**Description of the task**
All of the records listed below should be retyped exactly.

-- start of Supplied records --

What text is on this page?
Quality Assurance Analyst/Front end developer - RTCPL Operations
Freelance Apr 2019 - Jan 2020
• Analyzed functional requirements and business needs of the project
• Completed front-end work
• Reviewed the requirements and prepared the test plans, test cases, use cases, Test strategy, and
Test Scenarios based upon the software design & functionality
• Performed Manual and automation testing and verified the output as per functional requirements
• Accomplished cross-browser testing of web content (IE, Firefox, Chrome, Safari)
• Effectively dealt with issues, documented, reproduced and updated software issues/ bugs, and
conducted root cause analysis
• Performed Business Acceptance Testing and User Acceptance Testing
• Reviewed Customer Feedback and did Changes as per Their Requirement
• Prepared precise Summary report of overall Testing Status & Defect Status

-- end of Supplied records --

**The result**
What text is on this page?
Quality Assurance Analyst/Front end developer - RTCPL Operations
Freelance Apr 2019 - Jan 2020
• Analyzed functional requirements and business needs of the project
• Completed front-end work
• Reviewed the requirements and prepared the test plans, test cases, use cases, Test strategy, and
Test Scenarios based upon the software design & functionality
• Performed Manual and automation testing and verified the output as per functional requirements
• Accomplished cross-browser testing of web content (IE, Firefox, Chrome, Safari)
• Effectively dealt with issues, documented, reproduced and updated software issues/ bugs, and
conducted root cause analysis
• Performed Business Acceptance Testing and User Acceptance Testing
• Reviewed Customer Feedback and did Changes as per Their Requirement
• Prepared precise Summary report of overall Testing Status & Defect Status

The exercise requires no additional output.